[Dataset items]

▼

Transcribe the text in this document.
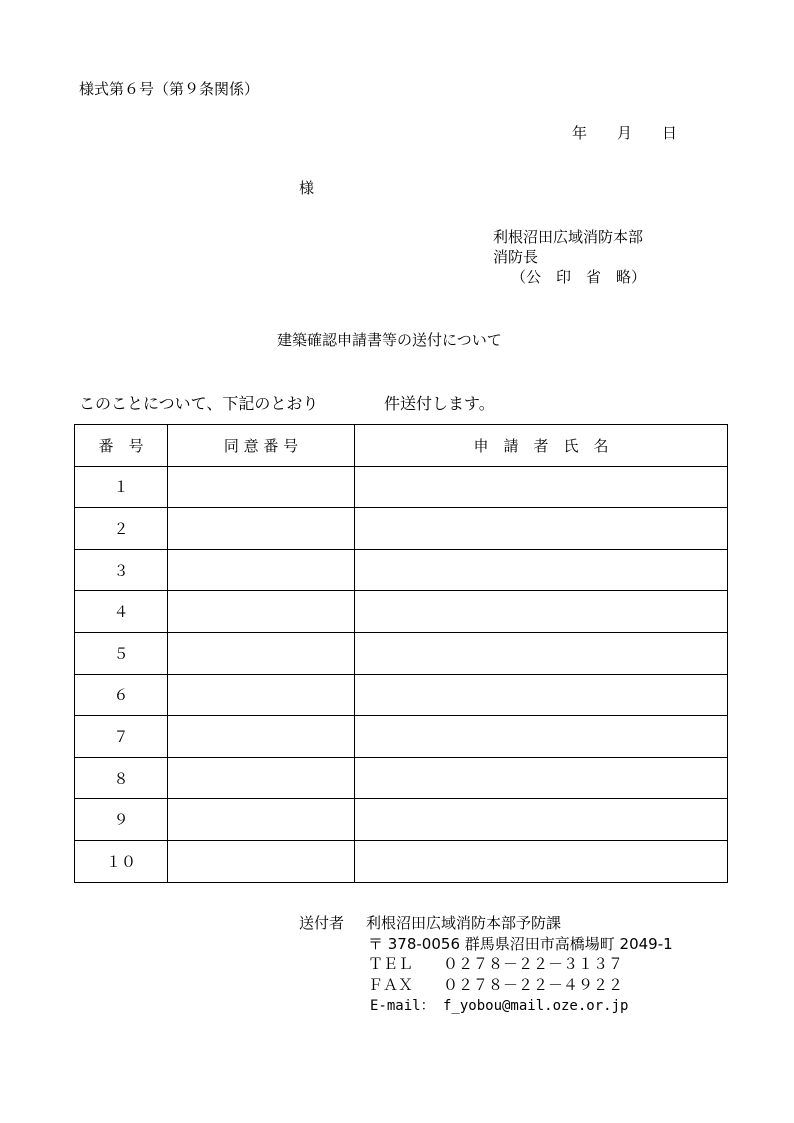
様式第６号（第９条関係）
年　　月　　日
様
利根沼田広域消防本部
消防長
（公　印　省　略）
建築確認申請書等の送付について
このことについて、下記のとおり	件送付します。
番　号	同 意 番 号	申　請　者　氏　名
１		
２		
３		
４		
５		
６		
７		
８		
９		
１０		
送付者 利根沼田広域消防本部予防課
〒 378-0056 群馬県沼田市高橋場町 2049-1
ＴＥＬ　　０２７８－２２－３１３７
ＦＡＸ　　０２７８－２２－４９２２
E-mail： f_yobou@mail.oze.or.jp
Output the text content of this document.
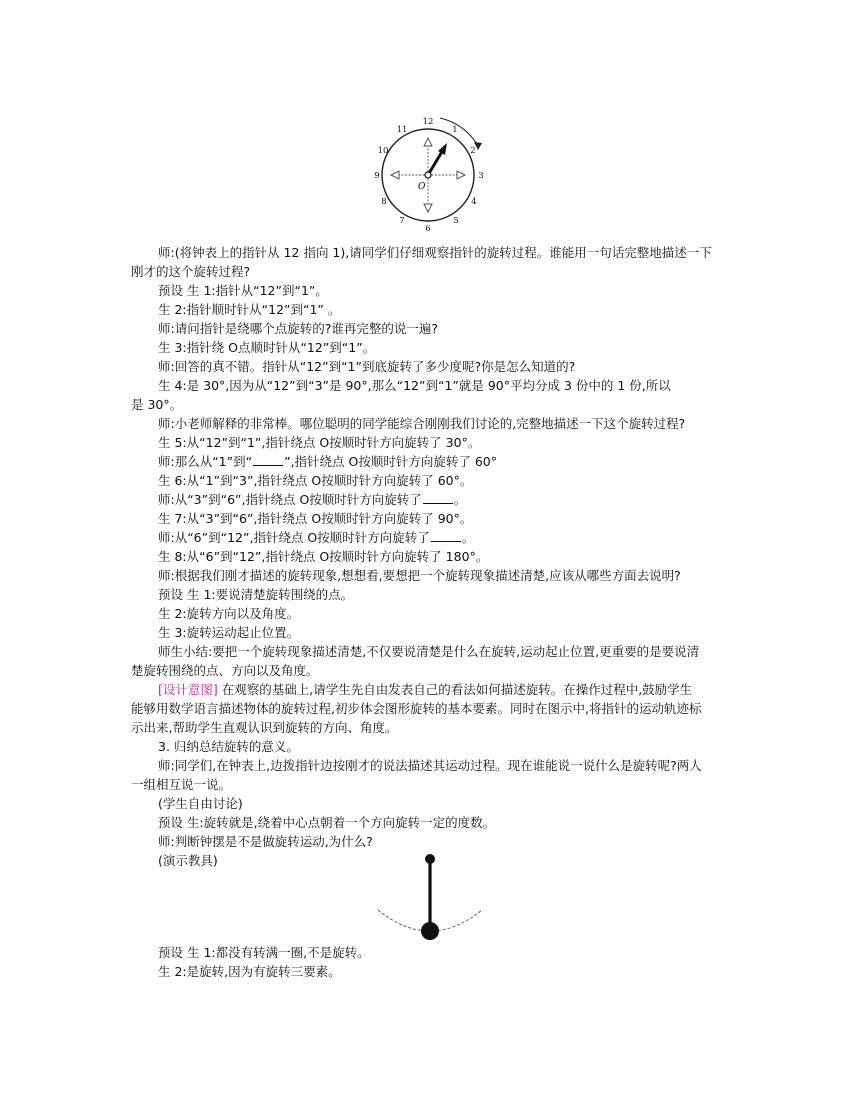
O
12
1
2
3
4
5
6
7
8
9
10
11
师:(将钟表上的指针从 12 指向 1),请同学们仔细观察指针的旋转过程。谁能用一句话完整地描述一下
刚才的这个旋转过程?
预设 生 1:指针从“12”到“1”。
生 2:指针顺时针从“12”到“1” 。
师:请问指针是绕哪个点旋转的?谁再完整的说一遍?
生 3:指针绕 O点顺时针从“12”到“1”。
师:回答的真不错。指针从“12”到“1”到底旋转了多少度呢?你是怎么知道的?
生 4:是 30°,因为从“12”到“3”是 90°,那么“12”到“1”就是 90°平均分成 3 份中的 1 份,所以
是 30°。
师:小老师解释的非常棒。哪位聪明的同学能综合刚刚我们讨论的,完整地描述一下这个旋转过程?
生 5:从“12”到“1”,指针绕点 O按顺时针方向旋转了 30°。
师:那么从“1”到“	”,指针绕点 O按顺时针方向旋转了 60°
生 6:从“1”到“3”,指针绕点 O按顺时针方向旋转了 60°。
师:从“3”到“6”,指针绕点 O按顺时针方向旋转了	。
生 7:从“3”到“6”,指针绕点 O按顺时针方向旋转了 90°。
师:从“6”到“12”,指针绕点 O按顺时针方向旋转了	。
生 8:从“6”到“12”,指针绕点 O按顺时针方向旋转了 180°。
师:根据我们刚才描述的旋转现象,想想看,要想把一个旋转现象描述清楚,应该从哪些方面去说明?
预设 生 1:要说清楚旋转围绕的点。
生 2:旋转方向以及角度。
生 3:旋转运动起止位置。
师生小结:要把一个旋转现象描述清楚,不仅要说清楚是什么在旋转,运动起止位置,更重要的是要说清
楚旋转围绕的点、方向以及角度。
[设计意图] 在观察的基础上,请学生先自由发表自己的看法如何描述旋转。在操作过程中,鼓励学生
能够用数学语言描述物体的旋转过程,初步体会图形旋转的基本要素。同时在图示中,将指针的运动轨迹标
示出来,帮助学生直观认识到旋转的方向、角度。
3. 归纳总结旋转的意义。
师:同学们,在钟表上,边拨指针边按刚才的说法描述其运动过程。现在谁能说一说什么是旋转呢?两人
一组相互说一说。
(学生自由讨论)
预设 生:旋转就是,绕着中心点朝着一个方向旋转一定的度数。
师:判断钟摆是不是做旋转运动,为什么?
(演示教具)
预设 生 1:都没有转满一圈,不是旋转。
生 2:是旋转,因为有旋转三要素。
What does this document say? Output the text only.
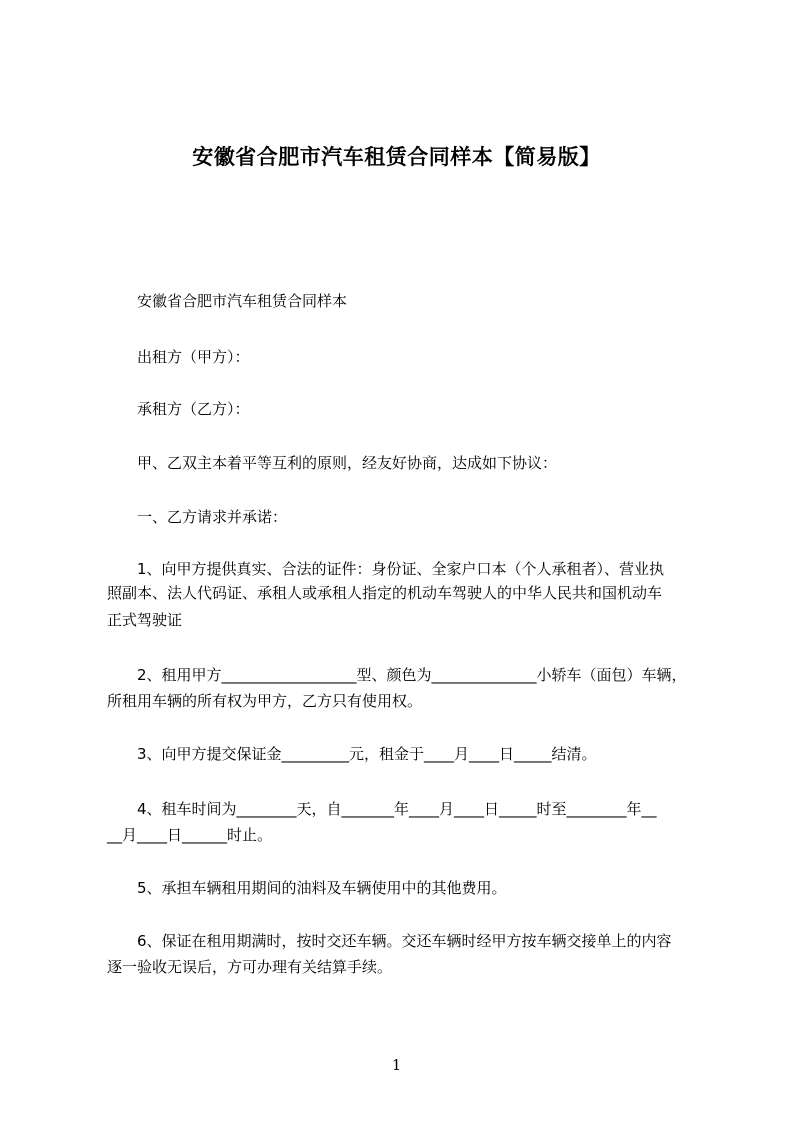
安徽省合肥市汽车租赁合同样本【简易版】
安徽省合肥市汽车租赁合同样本
出租方（甲方）：
承租方（乙方）：
甲、乙双主本着平等互利的原则，经友好协商，达成如下协议：
一、乙方请求并承诺：
1、向甲方提供真实、合法的证件：身份证、全家户口本（个人承租者）、营业执
照副本、法人代码证、承租人或承租人指定的机动车驾驶人的中华人民共和国机动车
正式驾驶证
2、租用甲方__________________型、颜色为______________小轿车（面包）车辆，
所租用车辆的所有权为甲方，乙方只有使用权。
3、向甲方提交保证金_________元，租金于____月____日_____结清。
4、租车时间为________天，自_______年____月____日_____时至________年__
__月____日______时止。
5、承担车辆租用期间的油料及车辆使用中的其他费用。
6、保证在租用期满时，按时交还车辆。交还车辆时经甲方按车辆交接单上的内容
逐一验收无误后，方可办理有关结算手续。
1
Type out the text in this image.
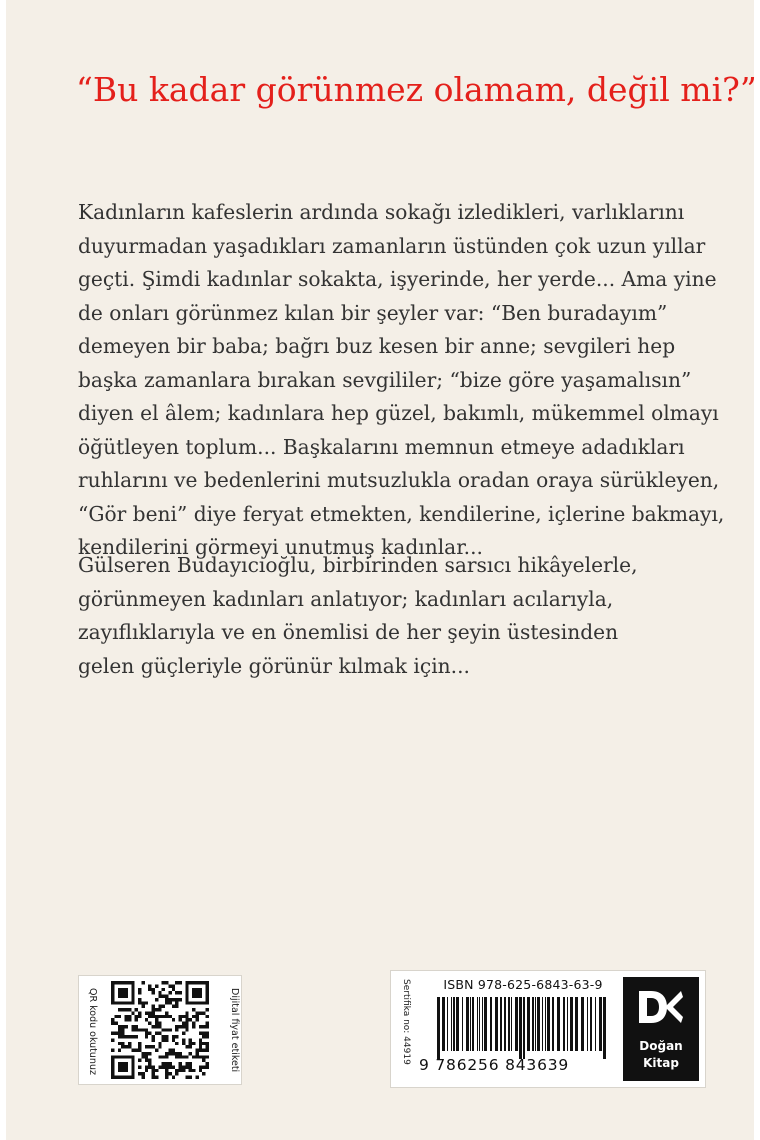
“Bu kadar görünmez olamam, değil mi?”

Kadınların kafeslerin ardında sokağı izledikleri, varlıklarını
duyurmadan yaşadıkları zamanların üstünden çok uzun yıllar
geçti. Şimdi kadınlar sokakta, işyerinde, her yerde... Ama yine
de onları görünmez kılan bir şeyler var: “Ben buradayım”
demeyen bir baba; bağrı buz kesen bir anne; sevgileri hep
başka zamanlara bırakan sevgililer; “bize göre yaşamalısın”
diyen el âlem; kadınlara hep güzel, bakımlı, mükemmel olmayı
öğütleyen toplum... Başkalarını memnun etmeye adadıkları
ruhlarını ve bedenlerini mutsuzlukla oradan oraya sürükleyen,
“Gör beni” diye feryat etmekten, kendilerine, içlerine bakmayı,
kendilerini görmeyi unutmuş kadınlar...

Gülseren Budayıcıoğlu, birbirinden sarsıcı hikâyelerle,
görünmeyen kadınları anlatıyor; kadınları acılarıyla,
zayıflıklarıyla ve en önemlisi de her şeyin üstesinden
gelen güçleriyle görünür kılmak için...

QR kodu okutunuz	Dijital fiyat etiketi	Sertifika no: 44919	ISBN 978-625-6843-63-9
9 786256 843639
Doğan
Kitap
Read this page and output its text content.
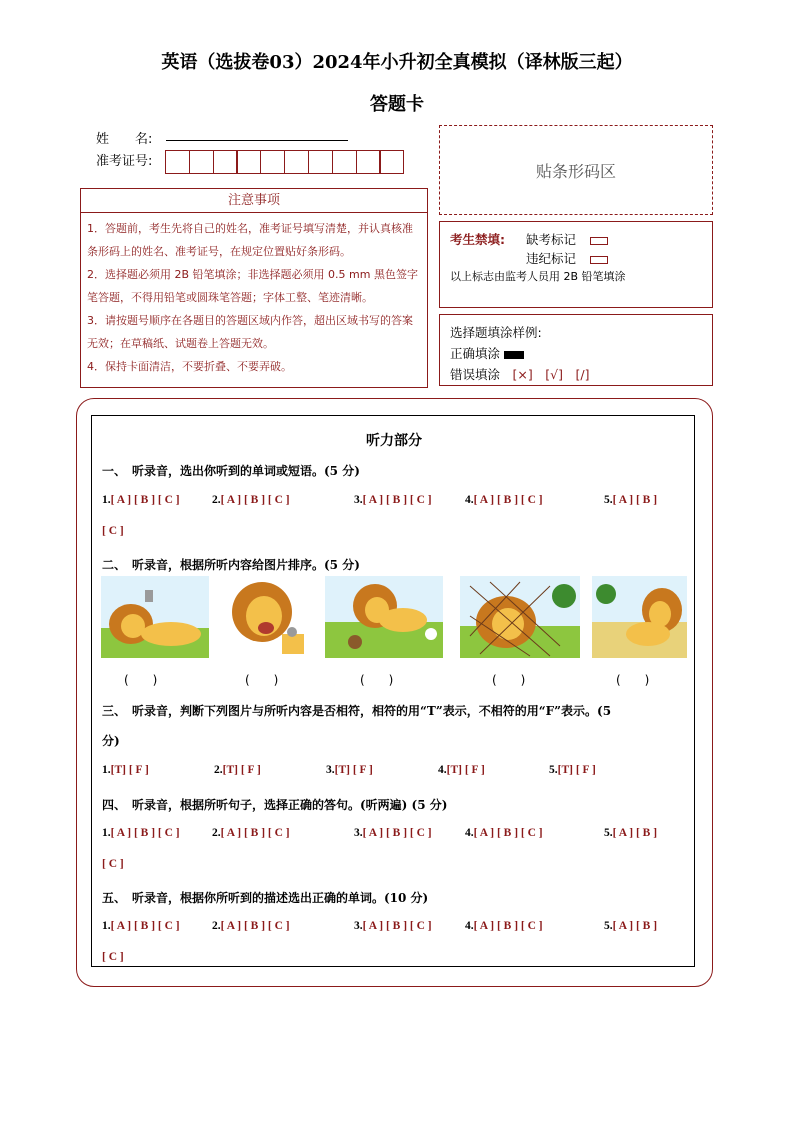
英语（选拔卷03）2024年小升初全真模拟（译林版三起）
答题卡
姓　　名:
准考证号:	贴条形码区
注意事项
1．答题前，考生先将自己的姓名，准考证号填写清楚，并认真核准条形码上的姓名、准考证号，在规定位置贴好条形码。
2．选择题必须用 2B 铅笔填涂；非选择题必须用 0.5 mm 黑色签字笔答题，不得用铅笔或圆珠笔答题；字体工整、笔迹清晰。
3．请按题号顺序在各题目的答题区域内作答，超出区域书写的答案无效；在草稿纸、试题卷上答题无效。
4．保持卡面清洁，不要折叠、不要弄破。
考生禁填: 缺考标记
违纪标记
以上标志由监考人员用 2B 铅笔填涂
选择题填涂样例:
正确填涂
错误填涂　 [×]　[√]　[/]
听力部分
一、　听录音，选出你听到的单词或短语。(5 分)
1.[ A ] [ B ] [ C ]	2.[ A ] [ B ] [ C ]	3.[ A ] [ B ] [ C ]	4.[ A ] [ B ] [ C ]	5.[ A ] [ B ]
[ C ]
二、　听录音，根据所听内容给图片排序。(5 分)
(　　)	(　　)	(　　)	(　　)	(　　)
三、　听录音，判断下列图片与所听内容是否相符，相符的用“T”表示，不相符的用“F”表示。(5
分)
1.[T] [ F ]	2.[T] [ F ]	3.[T] [ F ]	4.[T] [ F ]	5.[T] [ F ]
四、　听录音，根据所听句子，选择正确的答句。(听两遍) (5 分)
1.[ A ] [ B ] [ C ]	2.[ A ] [ B ] [ C ]	3.[ A ] [ B ] [ C ]	4.[ A ] [ B ] [ C ]	5.[ A ] [ B ]
[ C ]
五、　听录音，根据你所听到的描述选出正确的单词。(10 分)
1.[ A ] [ B ] [ C ]	2.[ A ] [ B ] [ C ]	3.[ A ] [ B ] [ C ]	4.[ A ] [ B ] [ C ]	5.[ A ] [ B ]
[ C ]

▲

# The request:
Each record must be quoted in full and exactly. Do not include the pictures.

# Response to the task:
Transcribe the text in this document.
様式第６号（第９条関係）
年　　月　　日
様
利根沼田広域消防本部
消防長
（公　印　省　略）
建築確認申請書等の送付について
このことについて、下記のとおり	件送付します。
番　号	同 意 番 号	申　請　者　氏　名
１		
２		
３		
４		
５		
６		
７		
８		
９		
１０		
送付者 利根沼田広域消防本部予防課
〒 378-0056 群馬県沼田市高橋場町 2049-1
ＴＥＬ　　０２７８－２２－３１３７
ＦＡＸ　　０２７８－２２－４９２２
E-mail： f_yobou@mail.oze.or.jp
Output the text content of this document.
O
12
1
2
3
4
5
6
7
8
9
10
11
师:(将钟表上的指针从 12 指向 1),请同学们仔细观察指针的旋转过程。谁能用一句话完整地描述一下
刚才的这个旋转过程?
预设 生 1:指针从“12”到“1”。
生 2:指针顺时针从“12”到“1” 。
师:请问指针是绕哪个点旋转的?谁再完整的说一遍?
生 3:指针绕 O点顺时针从“12”到“1”。
师:回答的真不错。指针从“12”到“1”到底旋转了多少度呢?你是怎么知道的?
生 4:是 30°,因为从“12”到“3”是 90°,那么“12”到“1”就是 90°平均分成 3 份中的 1 份,所以
是 30°。
师:小老师解释的非常棒。哪位聪明的同学能综合刚刚我们讨论的,完整地描述一下这个旋转过程?
生 5:从“12”到“1”,指针绕点 O按顺时针方向旋转了 30°。
师:那么从“1”到“	”,指针绕点 O按顺时针方向旋转了 60°
生 6:从“1”到“3”,指针绕点 O按顺时针方向旋转了 60°。
师:从“3”到“6”,指针绕点 O按顺时针方向旋转了	。
生 7:从“3”到“6”,指针绕点 O按顺时针方向旋转了 90°。
师:从“6”到“12”,指针绕点 O按顺时针方向旋转了	。
生 8:从“6”到“12”,指针绕点 O按顺时针方向旋转了 180°。
师:根据我们刚才描述的旋转现象,想想看,要想把一个旋转现象描述清楚,应该从哪些方面去说明?
预设 生 1:要说清楚旋转围绕的点。
生 2:旋转方向以及角度。
生 3:旋转运动起止位置。
师生小结:要把一个旋转现象描述清楚,不仅要说清楚是什么在旋转,运动起止位置,更重要的是要说清
楚旋转围绕的点、方向以及角度。
[设计意图] 在观察的基础上,请学生先自由发表自己的看法如何描述旋转。在操作过程中,鼓励学生
能够用数学语言描述物体的旋转过程,初步体会图形旋转的基本要素。同时在图示中,将指针的运动轨迹标
示出来,帮助学生直观认识到旋转的方向、角度。
3. 归纳总结旋转的意义。
师:同学们,在钟表上,边拨指针边按刚才的说法描述其运动过程。现在谁能说一说什么是旋转呢?两人
一组相互说一说。
(学生自由讨论)
预设 生:旋转就是,绕着中心点朝着一个方向旋转一定的度数。
师:判断钟摆是不是做旋转运动,为什么?
(演示教具)
预设 生 1:都没有转满一圈,不是旋转。
生 2:是旋转,因为有旋转三要素。
What does this document say? Output the text only.
安徽省合肥市汽车租赁合同样本【简易版】
安徽省合肥市汽车租赁合同样本
出租方（甲方）：
承租方（乙方）：
甲、乙双主本着平等互利的原则，经友好协商，达成如下协议：
一、乙方请求并承诺：
1、向甲方提供真实、合法的证件：身份证、全家户口本（个人承租者）、营业执
照副本、法人代码证、承租人或承租人指定的机动车驾驶人的中华人民共和国机动车
正式驾驶证
2、租用甲方__________________型、颜色为______________小轿车（面包）车辆，
所租用车辆的所有权为甲方，乙方只有使用权。
3、向甲方提交保证金_________元，租金于____月____日_____结清。
4、租车时间为________天，自_______年____月____日_____时至________年__
__月____日______时止。
5、承担车辆租用期间的油料及车辆使用中的其他费用。
6、保证在租用期满时，按时交还车辆。交还车辆时经甲方按车辆交接单上的内容
逐一验收无误后，方可办理有关结算手续。
1
Type out the text in this image.
“Bu kadar görünmez olamam, değil mi?”

Kadınların kafeslerin ardında sokağı izledikleri, varlıklarını
duyurmadan yaşadıkları zamanların üstünden çok uzun yıllar
geçti. Şimdi kadınlar sokakta, işyerinde, her yerde... Ama yine
de onları görünmez kılan bir şeyler var: “Ben buradayım”
demeyen bir baba; bağrı buz kesen bir anne; sevgileri hep
başka zamanlara bırakan sevgililer; “bize göre yaşamalısın”
diyen el âlem; kadınlara hep güzel, bakımlı, mükemmel olmayı
öğütleyen toplum... Başkalarını memnun etmeye adadıkları
ruhlarını ve bedenlerini mutsuzlukla oradan oraya sürükleyen,
“Gör beni” diye feryat etmekten, kendilerine, içlerine bakmayı,
kendilerini görmeyi unutmuş kadınlar...

Gülseren Budayıcıoğlu, birbirinden sarsıcı hikâyelerle,
görünmeyen kadınları anlatıyor; kadınları acılarıyla,
zayıflıklarıyla ve en önemlisi de her şeyin üstesinden
gelen güçleriyle görünür kılmak için...

QR kodu okutunuz	Dijital fiyat etiketi	Sertifika no: 44919	ISBN 978-625-6843-63-9
9 786256 843639
Doğan
Kitap
Read this page and output its text content.
英语（选拔卷03）2024年小升初全真模拟（译林版三起）
答题卡
姓　　名:
准考证号:	贴条形码区
注意事项
1．答题前，考生先将自己的姓名，准考证号填写清楚，并认真核准条形码上的姓名、准考证号，在规定位置贴好条形码。
2．选择题必须用 2B 铅笔填涂；非选择题必须用 0.5 mm 黑色签字笔答题，不得用铅笔或圆珠笔答题；字体工整、笔迹清晰。
3．请按题号顺序在各题目的答题区域内作答，超出区域书写的答案无效；在草稿纸、试题卷上答题无效。
4．保持卡面清洁，不要折叠、不要弄破。
考生禁填: 缺考标记
违纪标记
以上标志由监考人员用 2B 铅笔填涂
选择题填涂样例:
正确填涂
错误填涂　 [×]　[√]　[/]
听力部分
一、　听录音，选出你听到的单词或短语。(5 分)
1.[ A ] [ B ] [ C ]	2.[ A ] [ B ] [ C ]	3.[ A ] [ B ] [ C ]	4.[ A ] [ B ] [ C ]	5.[ A ] [ B ]
[ C ]
二、　听录音，根据所听内容给图片排序。(5 分)
(　　)	(　　)	(　　)	(　　)	(　　)
三、　听录音，判断下列图片与所听内容是否相符，相符的用“T”表示，不相符的用“F”表示。(5
分)
1.[T] [ F ]	2.[T] [ F ]	3.[T] [ F ]	4.[T] [ F ]	5.[T] [ F ]
四、　听录音，根据所听句子，选择正确的答句。(听两遍) (5 分)
1.[ A ] [ B ] [ C ]	2.[ A ] [ B ] [ C ]	3.[ A ] [ B ] [ C ]	4.[ A ] [ B ] [ C ]	5.[ A ] [ B ]
[ C ]
五、　听录音，根据你所听到的描述选出正确的单词。(10 分)
1.[ A ] [ B ] [ C ]	2.[ A ] [ B ] [ C ]	3.[ A ] [ B ] [ C ]	4.[ A ] [ B ] [ C ]	5.[ A ] [ B ]
[ C ]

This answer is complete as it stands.